• [Set exercise]: What follows is a set of records, each of which is to be written out exactly.

• [Information provided]:
··········

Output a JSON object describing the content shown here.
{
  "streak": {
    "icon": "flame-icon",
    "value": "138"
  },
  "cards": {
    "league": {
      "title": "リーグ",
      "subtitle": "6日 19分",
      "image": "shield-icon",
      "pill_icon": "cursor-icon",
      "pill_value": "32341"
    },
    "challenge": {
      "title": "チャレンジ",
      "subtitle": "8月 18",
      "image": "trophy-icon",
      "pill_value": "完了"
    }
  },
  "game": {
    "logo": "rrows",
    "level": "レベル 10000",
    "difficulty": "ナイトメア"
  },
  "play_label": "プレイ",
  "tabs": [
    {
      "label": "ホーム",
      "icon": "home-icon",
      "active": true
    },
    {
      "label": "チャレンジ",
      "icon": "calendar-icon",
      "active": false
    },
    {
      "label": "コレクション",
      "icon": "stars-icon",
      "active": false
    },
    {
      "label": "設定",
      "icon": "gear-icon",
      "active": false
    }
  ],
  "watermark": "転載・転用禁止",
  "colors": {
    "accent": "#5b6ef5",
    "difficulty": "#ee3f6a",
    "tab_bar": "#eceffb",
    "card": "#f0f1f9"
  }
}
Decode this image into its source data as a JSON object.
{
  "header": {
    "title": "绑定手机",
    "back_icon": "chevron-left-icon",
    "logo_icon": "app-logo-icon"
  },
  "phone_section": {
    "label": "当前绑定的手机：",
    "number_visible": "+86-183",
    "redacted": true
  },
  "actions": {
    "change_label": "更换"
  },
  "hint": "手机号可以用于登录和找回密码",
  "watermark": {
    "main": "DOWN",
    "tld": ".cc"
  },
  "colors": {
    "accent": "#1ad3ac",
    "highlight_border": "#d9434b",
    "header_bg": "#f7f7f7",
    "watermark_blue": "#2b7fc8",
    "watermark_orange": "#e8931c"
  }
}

··········

• [Solution for this problem]:
Output a JSON object describing the content shown here.
{
  "streak": {
    "icon": "flame-icon",
    "value": "138"
  },
  "cards": {
    "league": {
      "title": "リーグ",
      "subtitle": "6日 19分",
      "image": "shield-icon",
      "pill_icon": "cursor-icon",
      "pill_value": "32341"
    },
    "challenge": {
      "title": "チャレンジ",
      "subtitle": "8月 18",
      "image": "trophy-icon",
      "pill_value": "完了"
    }
  },
  "game": {
    "logo": "rrows",
    "level": "レベル 10000",
    "difficulty": "ナイトメア"
  },
  "play_label": "プレイ",
  "tabs": [
    {
      "label": "ホーム",
      "icon": "home-icon",
      "active": true
    },
    {
      "label": "チャレンジ",
      "icon": "calendar-icon",
      "active": false
    },
    {
      "label": "コレクション",
      "icon": "stars-icon",
      "active": false
    },
    {
      "label": "設定",
      "icon": "gear-icon",
      "active": false
    }
  ],
  "watermark": "転載・転用禁止",
  "colors": {
    "accent": "#5b6ef5",
    "difficulty": "#ee3f6a",
    "tab_bar": "#eceffb",
    "card": "#f0f1f9"
  }
}
Decode this image into its source data as a JSON object.
{
  "header": {
    "title": "绑定手机",
    "back_icon": "chevron-left-icon",
    "logo_icon": "app-logo-icon"
  },
  "phone_section": {
    "label": "当前绑定的手机：",
    "number_visible": "+86-183",
    "redacted": true
  },
  "actions": {
    "change_label": "更换"
  },
  "hint": "手机号可以用于登录和找回密码",
  "watermark": {
    "main": "DOWN",
    "tld": ".cc"
  },
  "colors": {
    "accent": "#1ad3ac",
    "highlight_border": "#d9434b",
    "header_bg": "#f7f7f7",
    "watermark_blue": "#2b7fc8",
    "watermark_orange": "#e8931c"
  }
}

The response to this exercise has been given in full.